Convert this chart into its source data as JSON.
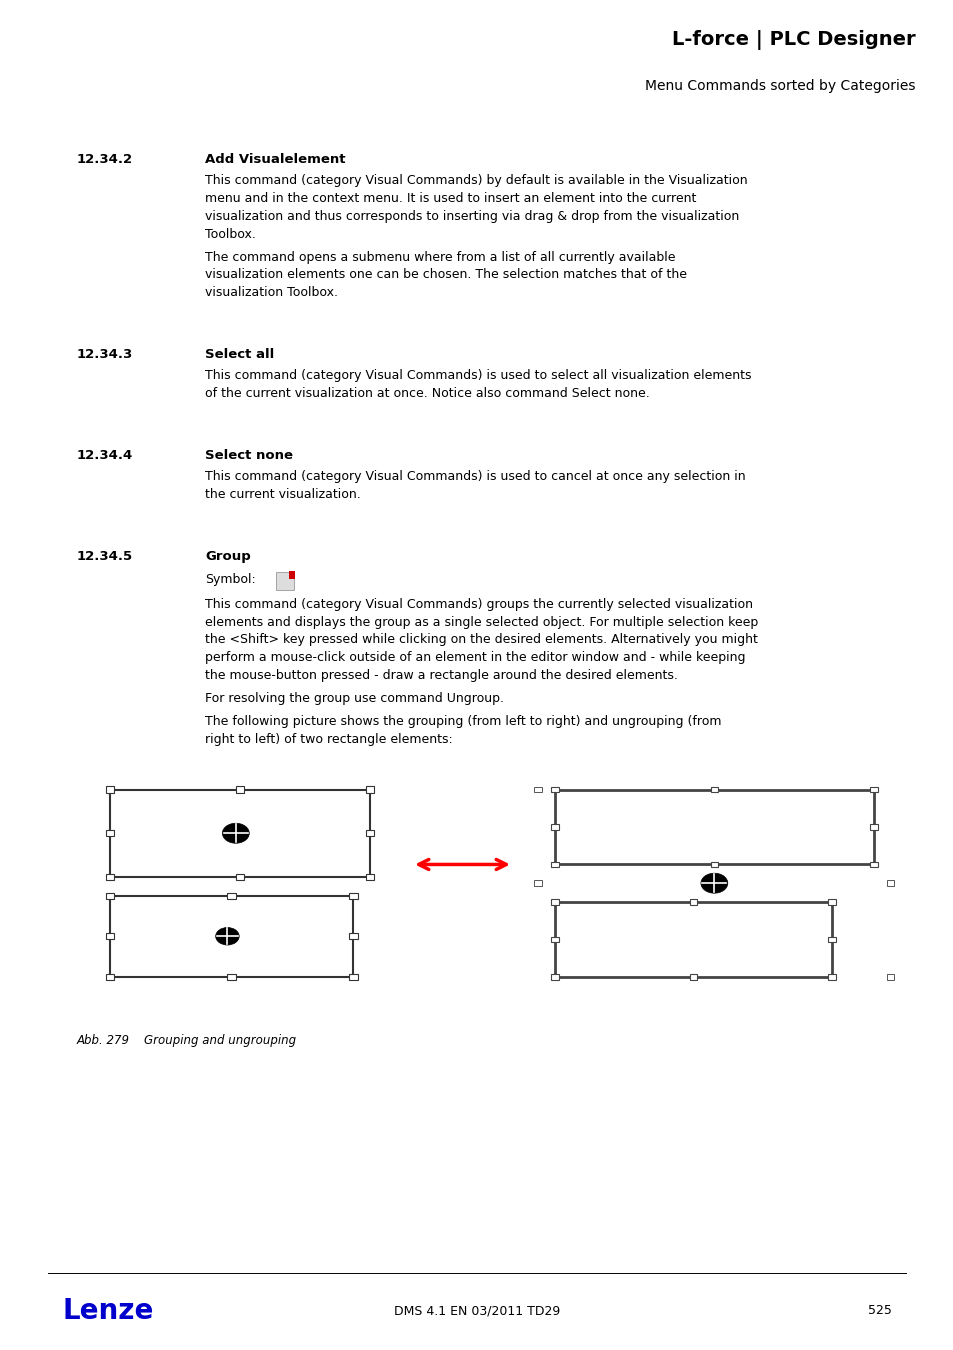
{
  "header_bg": "#d4d4d4",
  "header_title": "L-force | PLC Designer",
  "header_subtitle": "Menu Commands sorted by Categories",
  "footer_text": "DMS 4.1 EN 03/2011 TD29",
  "footer_page": "525",
  "lenze_color": "#0000cc",
  "body_bg": "#ffffff",
  "sec1_num": "12.34.2",
  "sec1_title": "Add Visualelement",
  "sec1_p1": "This command (category Visual Commands) by default is available in the Visualization\nmenu and in the context menu. It is used to insert an element into the current\nvisualization and thus corresponds to inserting via drag & drop from the visualization\nToolbox.",
  "sec1_p2": "The command opens a submenu where from a list of all currently available\nvisualization elements one can be chosen. The selection matches that of the\nvisualization Toolbox.",
  "sec2_num": "12.34.3",
  "sec2_title": "Select all",
  "sec2_p1": "This command (category Visual Commands) is used to select all visualization elements\nof the current visualization at once. Notice also command Select none.",
  "sec3_num": "12.34.4",
  "sec3_title": "Select none",
  "sec3_p1": "This command (category Visual Commands) is used to cancel at once any selection in\nthe current visualization.",
  "sec4_num": "12.34.5",
  "sec4_title": "Group",
  "sec4_symbol": "Symbol:",
  "sec4_p1": "This command (category Visual Commands) groups the currently selected visualization\nelements and displays the group as a single selected object. For multiple selection keep\nthe <Shift> key pressed while clicking on the desired elements. Alternatively you might\nperform a mouse-click outside of an element in the editor window and - while keeping\nthe mouse-button pressed - draw a rectangle around the desired elements.",
  "sec4_p2": "For resolving the group use command Ungroup.",
  "sec4_p3": "The following picture shows the grouping (from left to right) and ungrouping (from\nright to left) of two rectangle elements:",
  "fig_caption": "Abb. 279    Grouping and ungrouping"
}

*-*-*

— YOUR OBJECTIVE —
Repeat all the records above exactly, leaving out any pictures.

— THE OUTPUT —
Convert this chart into its source data as JSON.
{
  "header_bg": "#d4d4d4",
  "header_title": "L-force | PLC Designer",
  "header_subtitle": "Menu Commands sorted by Categories",
  "footer_text": "DMS 4.1 EN 03/2011 TD29",
  "footer_page": "525",
  "lenze_color": "#0000cc",
  "body_bg": "#ffffff",
  "sec1_num": "12.34.2",
  "sec1_title": "Add Visualelement",
  "sec1_p1": "This command (category Visual Commands) by default is available in the Visualization\nmenu and in the context menu. It is used to insert an element into the current\nvisualization and thus corresponds to inserting via drag & drop from the visualization\nToolbox.",
  "sec1_p2": "The command opens a submenu where from a list of all currently available\nvisualization elements one can be chosen. The selection matches that of the\nvisualization Toolbox.",
  "sec2_num": "12.34.3",
  "sec2_title": "Select all",
  "sec2_p1": "This command (category Visual Commands) is used to select all visualization elements\nof the current visualization at once. Notice also command Select none.",
  "sec3_num": "12.34.4",
  "sec3_title": "Select none",
  "sec3_p1": "This command (category Visual Commands) is used to cancel at once any selection in\nthe current visualization.",
  "sec4_num": "12.34.5",
  "sec4_title": "Group",
  "sec4_symbol": "Symbol:",
  "sec4_p1": "This command (category Visual Commands) groups the currently selected visualization\nelements and displays the group as a single selected object. For multiple selection keep\nthe <Shift> key pressed while clicking on the desired elements. Alternatively you might\nperform a mouse-click outside of an element in the editor window and - while keeping\nthe mouse-button pressed - draw a rectangle around the desired elements.",
  "sec4_p2": "For resolving the group use command Ungroup.",
  "sec4_p3": "The following picture shows the grouping (from left to right) and ungrouping (from\nright to left) of two rectangle elements:",
  "fig_caption": "Abb. 279    Grouping and ungrouping"
}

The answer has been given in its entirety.